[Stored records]
_ _ _ _

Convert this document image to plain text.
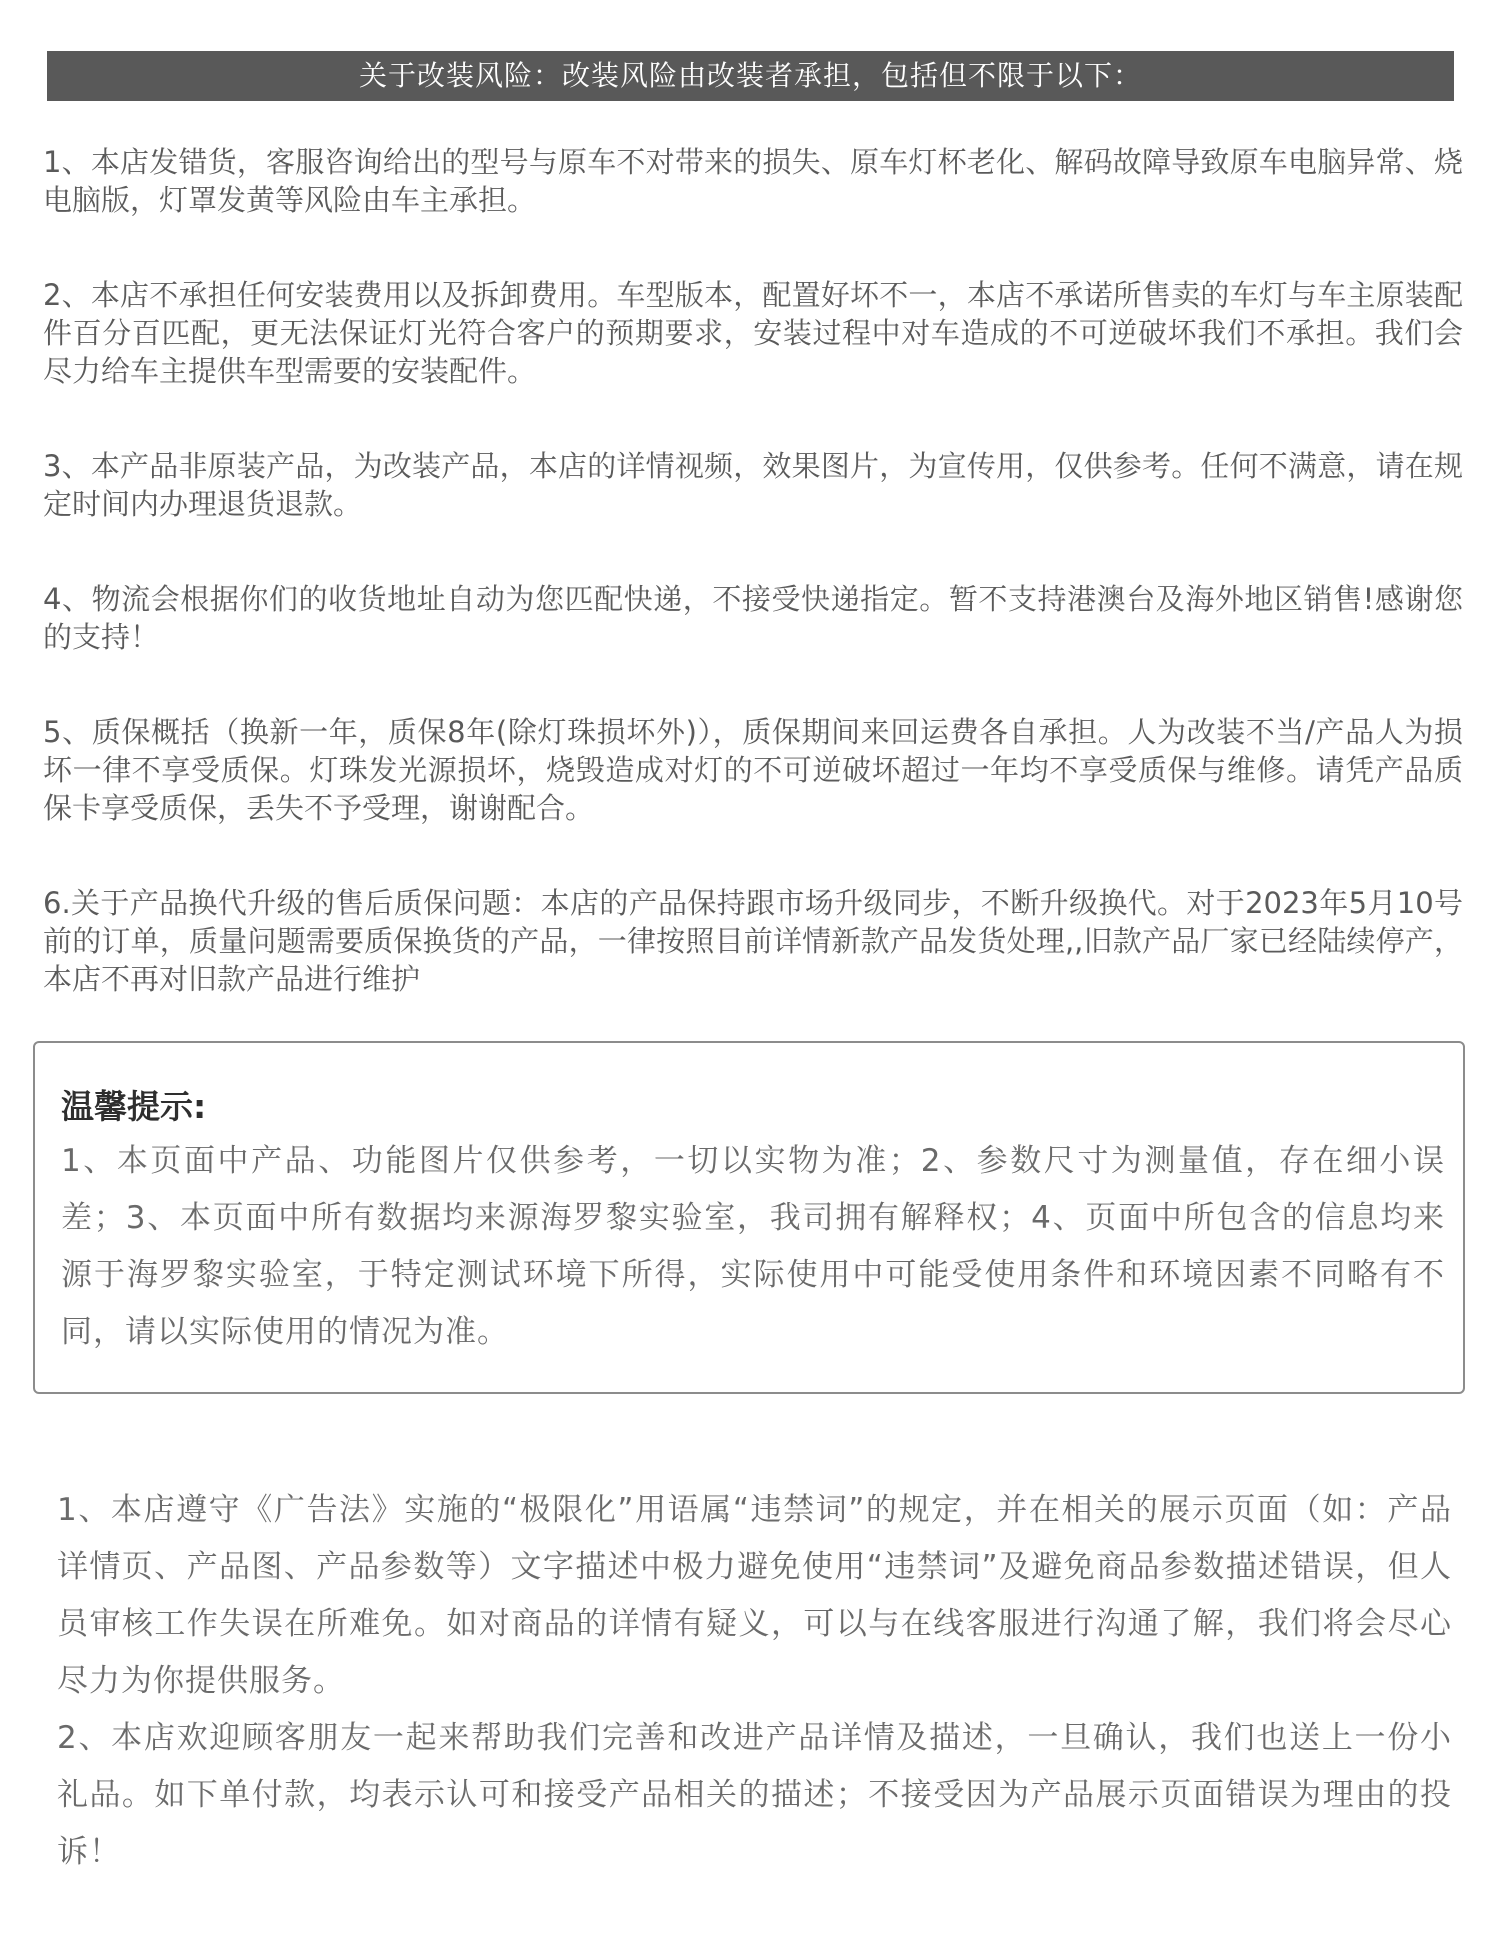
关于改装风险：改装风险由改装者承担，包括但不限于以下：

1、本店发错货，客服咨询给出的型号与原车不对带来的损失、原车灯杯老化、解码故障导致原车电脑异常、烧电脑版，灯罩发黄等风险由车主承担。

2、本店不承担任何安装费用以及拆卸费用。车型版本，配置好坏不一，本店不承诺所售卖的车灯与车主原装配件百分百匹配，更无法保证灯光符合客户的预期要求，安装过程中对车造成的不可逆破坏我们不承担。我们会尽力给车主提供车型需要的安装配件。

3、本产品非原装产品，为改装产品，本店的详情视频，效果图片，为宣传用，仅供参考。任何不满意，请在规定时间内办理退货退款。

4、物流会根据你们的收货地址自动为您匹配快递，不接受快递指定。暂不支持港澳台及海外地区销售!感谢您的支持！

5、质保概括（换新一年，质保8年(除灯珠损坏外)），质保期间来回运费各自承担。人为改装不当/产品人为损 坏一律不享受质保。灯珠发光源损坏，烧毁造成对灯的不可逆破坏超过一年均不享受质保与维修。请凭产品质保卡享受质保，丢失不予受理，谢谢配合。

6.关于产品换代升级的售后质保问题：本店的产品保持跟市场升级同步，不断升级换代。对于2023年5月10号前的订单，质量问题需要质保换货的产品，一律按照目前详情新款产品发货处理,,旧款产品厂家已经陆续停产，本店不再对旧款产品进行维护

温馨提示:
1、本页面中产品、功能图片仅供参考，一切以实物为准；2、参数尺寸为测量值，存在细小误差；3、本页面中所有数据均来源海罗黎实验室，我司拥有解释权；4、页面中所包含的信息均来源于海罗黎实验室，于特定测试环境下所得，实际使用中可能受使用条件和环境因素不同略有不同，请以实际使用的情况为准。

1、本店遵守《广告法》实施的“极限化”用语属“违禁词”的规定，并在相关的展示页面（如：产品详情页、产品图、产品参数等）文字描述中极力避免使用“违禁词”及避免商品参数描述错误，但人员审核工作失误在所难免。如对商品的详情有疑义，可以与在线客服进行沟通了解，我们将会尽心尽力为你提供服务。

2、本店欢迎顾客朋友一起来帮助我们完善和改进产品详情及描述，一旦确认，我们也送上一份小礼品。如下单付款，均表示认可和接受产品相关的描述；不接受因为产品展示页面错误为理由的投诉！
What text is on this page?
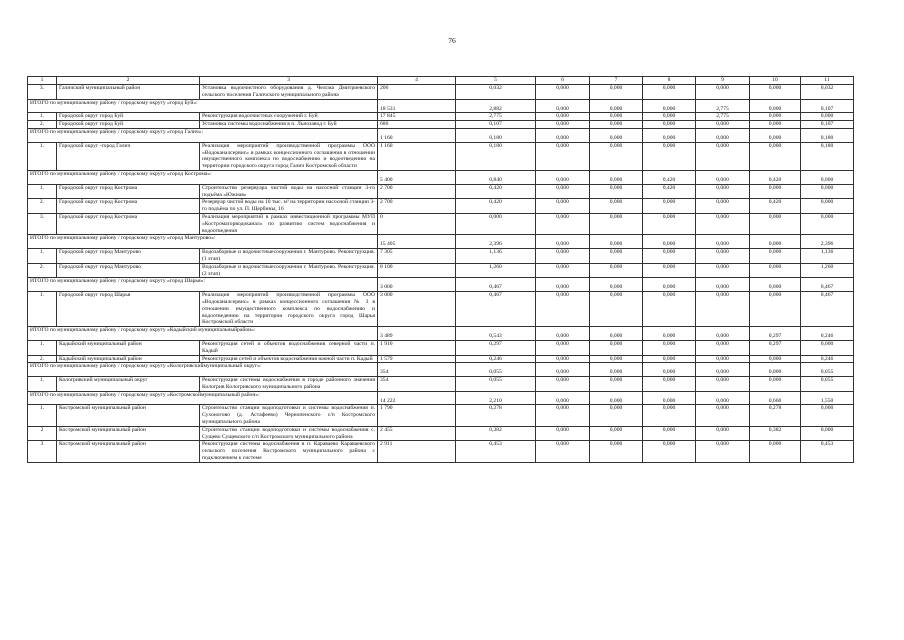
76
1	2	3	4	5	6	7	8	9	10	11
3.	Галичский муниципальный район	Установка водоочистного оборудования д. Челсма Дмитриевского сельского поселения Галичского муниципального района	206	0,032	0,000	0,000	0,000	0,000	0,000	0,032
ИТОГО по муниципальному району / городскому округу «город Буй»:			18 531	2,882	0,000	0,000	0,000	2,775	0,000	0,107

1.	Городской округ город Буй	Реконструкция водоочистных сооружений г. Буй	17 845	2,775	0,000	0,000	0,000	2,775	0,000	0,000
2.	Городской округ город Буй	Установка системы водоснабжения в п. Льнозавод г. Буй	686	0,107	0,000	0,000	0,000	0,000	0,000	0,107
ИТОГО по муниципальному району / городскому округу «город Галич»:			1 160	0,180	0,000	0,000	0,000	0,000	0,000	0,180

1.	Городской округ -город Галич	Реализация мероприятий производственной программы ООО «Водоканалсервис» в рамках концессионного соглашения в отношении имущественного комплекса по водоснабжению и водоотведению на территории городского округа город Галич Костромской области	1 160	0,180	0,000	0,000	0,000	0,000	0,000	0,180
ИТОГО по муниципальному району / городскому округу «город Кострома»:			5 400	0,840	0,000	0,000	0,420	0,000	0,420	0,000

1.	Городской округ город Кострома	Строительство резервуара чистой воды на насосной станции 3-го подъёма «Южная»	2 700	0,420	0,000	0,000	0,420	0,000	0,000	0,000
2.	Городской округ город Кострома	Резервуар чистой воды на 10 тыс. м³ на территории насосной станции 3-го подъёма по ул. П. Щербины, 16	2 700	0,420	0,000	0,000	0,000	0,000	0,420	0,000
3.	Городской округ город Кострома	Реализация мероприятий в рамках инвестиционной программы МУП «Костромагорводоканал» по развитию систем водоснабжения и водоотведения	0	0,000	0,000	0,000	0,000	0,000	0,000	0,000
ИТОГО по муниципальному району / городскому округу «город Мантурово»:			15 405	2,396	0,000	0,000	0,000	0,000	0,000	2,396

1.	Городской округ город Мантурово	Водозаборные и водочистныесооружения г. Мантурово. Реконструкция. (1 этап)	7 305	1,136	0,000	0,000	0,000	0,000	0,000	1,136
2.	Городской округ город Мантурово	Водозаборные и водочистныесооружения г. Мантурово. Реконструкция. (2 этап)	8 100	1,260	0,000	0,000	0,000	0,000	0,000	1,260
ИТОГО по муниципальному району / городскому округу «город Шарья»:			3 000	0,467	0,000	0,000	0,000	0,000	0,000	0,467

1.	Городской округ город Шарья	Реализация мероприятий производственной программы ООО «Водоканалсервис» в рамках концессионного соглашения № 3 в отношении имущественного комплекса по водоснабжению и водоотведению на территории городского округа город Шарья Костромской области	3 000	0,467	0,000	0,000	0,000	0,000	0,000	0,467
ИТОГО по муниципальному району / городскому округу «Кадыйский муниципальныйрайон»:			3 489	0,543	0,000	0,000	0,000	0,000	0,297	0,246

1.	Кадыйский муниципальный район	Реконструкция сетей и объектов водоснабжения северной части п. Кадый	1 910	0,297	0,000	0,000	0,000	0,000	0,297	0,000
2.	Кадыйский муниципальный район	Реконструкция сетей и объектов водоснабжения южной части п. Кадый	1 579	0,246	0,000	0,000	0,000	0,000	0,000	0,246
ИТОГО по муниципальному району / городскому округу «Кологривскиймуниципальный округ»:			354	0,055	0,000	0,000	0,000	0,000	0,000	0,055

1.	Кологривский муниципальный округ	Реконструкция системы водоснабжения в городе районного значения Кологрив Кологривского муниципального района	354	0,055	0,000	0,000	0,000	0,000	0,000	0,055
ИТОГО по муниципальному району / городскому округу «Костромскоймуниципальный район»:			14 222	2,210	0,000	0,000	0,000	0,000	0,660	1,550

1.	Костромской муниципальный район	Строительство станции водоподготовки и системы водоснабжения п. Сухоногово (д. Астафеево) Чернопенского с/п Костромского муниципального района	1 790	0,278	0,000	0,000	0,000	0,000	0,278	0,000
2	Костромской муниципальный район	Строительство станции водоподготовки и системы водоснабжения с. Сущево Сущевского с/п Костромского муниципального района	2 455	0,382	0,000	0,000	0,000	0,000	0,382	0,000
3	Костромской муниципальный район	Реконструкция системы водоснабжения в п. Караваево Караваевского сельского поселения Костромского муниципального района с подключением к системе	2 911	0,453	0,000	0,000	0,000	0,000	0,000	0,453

_ _ _ _

### What to produce
Repeat the listing in full and exactly. Leave any pictures out.

### Exercise answer
Convert this document image to plain text.
关于改装风险：改装风险由改装者承担，包括但不限于以下：

1、本店发错货，客服咨询给出的型号与原车不对带来的损失、原车灯杯老化、解码故障导致原车电脑异常、烧电脑版，灯罩发黄等风险由车主承担。

2、本店不承担任何安装费用以及拆卸费用。车型版本，配置好坏不一，本店不承诺所售卖的车灯与车主原装配件百分百匹配，更无法保证灯光符合客户的预期要求，安装过程中对车造成的不可逆破坏我们不承担。我们会尽力给车主提供车型需要的安装配件。

3、本产品非原装产品，为改装产品，本店的详情视频，效果图片，为宣传用，仅供参考。任何不满意，请在规定时间内办理退货退款。

4、物流会根据你们的收货地址自动为您匹配快递，不接受快递指定。暂不支持港澳台及海外地区销售!感谢您的支持！

5、质保概括（换新一年，质保8年(除灯珠损坏外)），质保期间来回运费各自承担。人为改装不当/产品人为损 坏一律不享受质保。灯珠发光源损坏，烧毁造成对灯的不可逆破坏超过一年均不享受质保与维修。请凭产品质保卡享受质保，丢失不予受理，谢谢配合。

6.关于产品换代升级的售后质保问题：本店的产品保持跟市场升级同步，不断升级换代。对于2023年5月10号前的订单，质量问题需要质保换货的产品，一律按照目前详情新款产品发货处理,,旧款产品厂家已经陆续停产，本店不再对旧款产品进行维护

温馨提示:
1、本页面中产品、功能图片仅供参考，一切以实物为准；2、参数尺寸为测量值，存在细小误差；3、本页面中所有数据均来源海罗黎实验室，我司拥有解释权；4、页面中所包含的信息均来源于海罗黎实验室，于特定测试环境下所得，实际使用中可能受使用条件和环境因素不同略有不同，请以实际使用的情况为准。

1、本店遵守《广告法》实施的“极限化”用语属“违禁词”的规定，并在相关的展示页面（如：产品详情页、产品图、产品参数等）文字描述中极力避免使用“违禁词”及避免商品参数描述错误，但人员审核工作失误在所难免。如对商品的详情有疑义，可以与在线客服进行沟通了解，我们将会尽心尽力为你提供服务。

2、本店欢迎顾客朋友一起来帮助我们完善和改进产品详情及描述，一旦确认，我们也送上一份小礼品。如下单付款，均表示认可和接受产品相关的描述；不接受因为产品展示页面错误为理由的投诉！
What text is on this page?
76
1	2	3	4	5	6	7	8	9	10	11
3.	Галичский муниципальный район	Установка водоочистного оборудования д. Челсма Дмитриевского сельского поселения Галичского муниципального района	206	0,032	0,000	0,000	0,000	0,000	0,000	0,032
ИТОГО по муниципальному району / городскому округу «город Буй»:			18 531	2,882	0,000	0,000	0,000	2,775	0,000	0,107

1.	Городской округ город Буй	Реконструкция водоочистных сооружений г. Буй	17 845	2,775	0,000	0,000	0,000	2,775	0,000	0,000
2.	Городской округ город Буй	Установка системы водоснабжения в п. Льнозавод г. Буй	686	0,107	0,000	0,000	0,000	0,000	0,000	0,107
ИТОГО по муниципальному району / городскому округу «город Галич»:			1 160	0,180	0,000	0,000	0,000	0,000	0,000	0,180

1.	Городской округ -город Галич	Реализация мероприятий производственной программы ООО «Водоканалсервис» в рамках концессионного соглашения в отношении имущественного комплекса по водоснабжению и водоотведению на территории городского округа город Галич Костромской области	1 160	0,180	0,000	0,000	0,000	0,000	0,000	0,180
ИТОГО по муниципальному району / городскому округу «город Кострома»:			5 400	0,840	0,000	0,000	0,420	0,000	0,420	0,000

1.	Городской округ город Кострома	Строительство резервуара чистой воды на насосной станции 3-го подъёма «Южная»	2 700	0,420	0,000	0,000	0,420	0,000	0,000	0,000
2.	Городской округ город Кострома	Резервуар чистой воды на 10 тыс. м³ на территории насосной станции 3-го подъёма по ул. П. Щербины, 16	2 700	0,420	0,000	0,000	0,000	0,000	0,420	0,000
3.	Городской округ город Кострома	Реализация мероприятий в рамках инвестиционной программы МУП «Костромагорводоканал» по развитию систем водоснабжения и водоотведения	0	0,000	0,000	0,000	0,000	0,000	0,000	0,000
ИТОГО по муниципальному району / городскому округу «город Мантурово»:			15 405	2,396	0,000	0,000	0,000	0,000	0,000	2,396

1.	Городской округ город Мантурово	Водозаборные и водочистныесооружения г. Мантурово. Реконструкция. (1 этап)	7 305	1,136	0,000	0,000	0,000	0,000	0,000	1,136
2.	Городской округ город Мантурово	Водозаборные и водочистныесооружения г. Мантурово. Реконструкция. (2 этап)	8 100	1,260	0,000	0,000	0,000	0,000	0,000	1,260
ИТОГО по муниципальному району / городскому округу «город Шарья»:			3 000	0,467	0,000	0,000	0,000	0,000	0,000	0,467

1.	Городской округ город Шарья	Реализация мероприятий производственной программы ООО «Водоканалсервис» в рамках концессионного соглашения № 3 в отношении имущественного комплекса по водоснабжению и водоотведению на территории городского округа город Шарья Костромской области	3 000	0,467	0,000	0,000	0,000	0,000	0,000	0,467
ИТОГО по муниципальному району / городскому округу «Кадыйский муниципальныйрайон»:			3 489	0,543	0,000	0,000	0,000	0,000	0,297	0,246

1.	Кадыйский муниципальный район	Реконструкция сетей и объектов водоснабжения северной части п. Кадый	1 910	0,297	0,000	0,000	0,000	0,000	0,297	0,000
2.	Кадыйский муниципальный район	Реконструкция сетей и объектов водоснабжения южной части п. Кадый	1 579	0,246	0,000	0,000	0,000	0,000	0,000	0,246
ИТОГО по муниципальному району / городскому округу «Кологривскиймуниципальный округ»:			354	0,055	0,000	0,000	0,000	0,000	0,000	0,055

1.	Кологривский муниципальный округ	Реконструкция системы водоснабжения в городе районного значения Кологрив Кологривского муниципального района	354	0,055	0,000	0,000	0,000	0,000	0,000	0,055
ИТОГО по муниципальному району / городскому округу «Костромскоймуниципальный район»:			14 222	2,210	0,000	0,000	0,000	0,000	0,660	1,550

1.	Костромской муниципальный район	Строительство станции водоподготовки и системы водоснабжения п. Сухоногово (д. Астафеево) Чернопенского с/п Костромского муниципального района	1 790	0,278	0,000	0,000	0,000	0,000	0,278	0,000
2	Костромской муниципальный район	Строительство станции водоподготовки и системы водоснабжения с. Сущево Сущевского с/п Костромского муниципального района	2 455	0,382	0,000	0,000	0,000	0,000	0,382	0,000
3	Костромской муниципальный район	Реконструкция системы водоснабжения в п. Караваево Караваевского сельского поселения Костромского муниципального района с подключением к системе	2 911	0,453	0,000	0,000	0,000	0,000	0,000	0,453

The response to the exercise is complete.